Records from a dataset:
────
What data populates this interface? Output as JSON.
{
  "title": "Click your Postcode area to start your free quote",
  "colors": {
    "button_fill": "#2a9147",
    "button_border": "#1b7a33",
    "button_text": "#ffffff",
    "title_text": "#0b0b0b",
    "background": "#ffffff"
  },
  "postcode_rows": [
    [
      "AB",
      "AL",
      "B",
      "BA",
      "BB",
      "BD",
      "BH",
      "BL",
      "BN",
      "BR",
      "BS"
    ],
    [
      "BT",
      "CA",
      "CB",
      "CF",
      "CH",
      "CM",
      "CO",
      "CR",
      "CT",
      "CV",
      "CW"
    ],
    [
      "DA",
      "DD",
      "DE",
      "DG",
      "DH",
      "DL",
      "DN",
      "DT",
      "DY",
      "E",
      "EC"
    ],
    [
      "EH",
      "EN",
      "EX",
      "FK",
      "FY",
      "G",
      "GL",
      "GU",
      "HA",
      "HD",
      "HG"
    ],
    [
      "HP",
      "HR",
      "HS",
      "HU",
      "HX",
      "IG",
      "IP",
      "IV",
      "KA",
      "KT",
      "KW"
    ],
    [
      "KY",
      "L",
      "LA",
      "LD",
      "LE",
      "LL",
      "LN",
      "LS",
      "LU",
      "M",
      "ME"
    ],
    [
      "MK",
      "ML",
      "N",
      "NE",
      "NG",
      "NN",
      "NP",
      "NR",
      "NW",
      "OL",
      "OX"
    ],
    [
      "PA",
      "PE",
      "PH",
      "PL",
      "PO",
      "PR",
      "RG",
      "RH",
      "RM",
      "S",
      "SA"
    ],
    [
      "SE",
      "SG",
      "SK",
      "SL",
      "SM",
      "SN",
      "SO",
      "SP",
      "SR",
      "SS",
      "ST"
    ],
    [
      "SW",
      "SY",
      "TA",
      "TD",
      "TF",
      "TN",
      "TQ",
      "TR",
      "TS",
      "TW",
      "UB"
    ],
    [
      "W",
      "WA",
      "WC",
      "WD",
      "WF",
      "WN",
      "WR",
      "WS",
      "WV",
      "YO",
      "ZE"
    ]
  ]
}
────
__Task details__. Go through the records and print each one exactly.

__Expected answer__.
What data populates this interface? Output as JSON.
{
  "title": "Click your Postcode area to start your free quote",
  "colors": {
    "button_fill": "#2a9147",
    "button_border": "#1b7a33",
    "button_text": "#ffffff",
    "title_text": "#0b0b0b",
    "background": "#ffffff"
  },
  "postcode_rows": [
    [
      "AB",
      "AL",
      "B",
      "BA",
      "BB",
      "BD",
      "BH",
      "BL",
      "BN",
      "BR",
      "BS"
    ],
    [
      "BT",
      "CA",
      "CB",
      "CF",
      "CH",
      "CM",
      "CO",
      "CR",
      "CT",
      "CV",
      "CW"
    ],
    [
      "DA",
      "DD",
      "DE",
      "DG",
      "DH",
      "DL",
      "DN",
      "DT",
      "DY",
      "E",
      "EC"
    ],
    [
      "EH",
      "EN",
      "EX",
      "FK",
      "FY",
      "G",
      "GL",
      "GU",
      "HA",
      "HD",
      "HG"
    ],
    [
      "HP",
      "HR",
      "HS",
      "HU",
      "HX",
      "IG",
      "IP",
      "IV",
      "KA",
      "KT",
      "KW"
    ],
    [
      "KY",
      "L",
      "LA",
      "LD",
      "LE",
      "LL",
      "LN",
      "LS",
      "LU",
      "M",
      "ME"
    ],
    [
      "MK",
      "ML",
      "N",
      "NE",
      "NG",
      "NN",
      "NP",
      "NR",
      "NW",
      "OL",
      "OX"
    ],
    [
      "PA",
      "PE",
      "PH",
      "PL",
      "PO",
      "PR",
      "RG",
      "RH",
      "RM",
      "S",
      "SA"
    ],
    [
      "SE",
      "SG",
      "SK",
      "SL",
      "SM",
      "SN",
      "SO",
      "SP",
      "SR",
      "SS",
      "ST"
    ],
    [
      "SW",
      "SY",
      "TA",
      "TD",
      "TF",
      "TN",
      "TQ",
      "TR",
      "TS",
      "TW",
      "UB"
    ],
    [
      "W",
      "WA",
      "WC",
      "WD",
      "WF",
      "WN",
      "WR",
      "WS",
      "WV",
      "YO",
      "ZE"
    ]
  ]
}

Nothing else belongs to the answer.